Records from a dataset
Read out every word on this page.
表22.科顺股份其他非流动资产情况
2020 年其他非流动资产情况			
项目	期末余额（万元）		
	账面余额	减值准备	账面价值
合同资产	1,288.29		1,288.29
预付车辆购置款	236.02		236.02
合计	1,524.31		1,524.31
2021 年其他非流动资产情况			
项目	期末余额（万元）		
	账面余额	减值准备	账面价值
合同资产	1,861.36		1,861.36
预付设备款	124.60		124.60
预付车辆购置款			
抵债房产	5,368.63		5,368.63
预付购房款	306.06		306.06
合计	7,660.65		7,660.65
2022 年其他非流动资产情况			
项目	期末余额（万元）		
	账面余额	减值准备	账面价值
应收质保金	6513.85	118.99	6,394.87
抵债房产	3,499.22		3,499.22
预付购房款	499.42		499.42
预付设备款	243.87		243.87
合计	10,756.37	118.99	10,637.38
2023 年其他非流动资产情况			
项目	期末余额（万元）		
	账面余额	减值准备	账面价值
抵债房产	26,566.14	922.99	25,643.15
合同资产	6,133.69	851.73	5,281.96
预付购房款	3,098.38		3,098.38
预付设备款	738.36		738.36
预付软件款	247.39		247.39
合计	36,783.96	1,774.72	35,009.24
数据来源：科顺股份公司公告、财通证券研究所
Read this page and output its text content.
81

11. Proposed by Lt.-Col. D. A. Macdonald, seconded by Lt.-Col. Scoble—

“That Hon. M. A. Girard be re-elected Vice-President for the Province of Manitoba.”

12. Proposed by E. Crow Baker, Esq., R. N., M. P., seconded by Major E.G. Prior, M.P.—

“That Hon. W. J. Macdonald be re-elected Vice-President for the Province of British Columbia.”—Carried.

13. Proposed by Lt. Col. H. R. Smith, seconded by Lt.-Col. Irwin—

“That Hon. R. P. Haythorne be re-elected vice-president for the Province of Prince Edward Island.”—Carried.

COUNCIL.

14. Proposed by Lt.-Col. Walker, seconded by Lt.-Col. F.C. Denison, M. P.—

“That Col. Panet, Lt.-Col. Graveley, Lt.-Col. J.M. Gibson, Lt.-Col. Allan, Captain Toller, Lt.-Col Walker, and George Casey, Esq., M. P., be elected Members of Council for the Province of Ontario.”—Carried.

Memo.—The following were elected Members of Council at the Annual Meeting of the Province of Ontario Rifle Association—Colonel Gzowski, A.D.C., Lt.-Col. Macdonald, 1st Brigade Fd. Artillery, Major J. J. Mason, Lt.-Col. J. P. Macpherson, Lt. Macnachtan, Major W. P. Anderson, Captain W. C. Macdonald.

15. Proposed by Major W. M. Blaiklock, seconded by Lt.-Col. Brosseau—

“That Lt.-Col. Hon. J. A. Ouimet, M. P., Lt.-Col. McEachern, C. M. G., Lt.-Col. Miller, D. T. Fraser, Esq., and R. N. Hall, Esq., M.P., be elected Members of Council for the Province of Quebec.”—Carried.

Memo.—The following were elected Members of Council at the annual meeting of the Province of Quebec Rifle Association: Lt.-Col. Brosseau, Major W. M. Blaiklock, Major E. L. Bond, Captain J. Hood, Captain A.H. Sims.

## EXERCISE DETAILS:
Exactly how many lines of the material contain the word "Province"? Write the number alone.

## FINISHED TASK:
7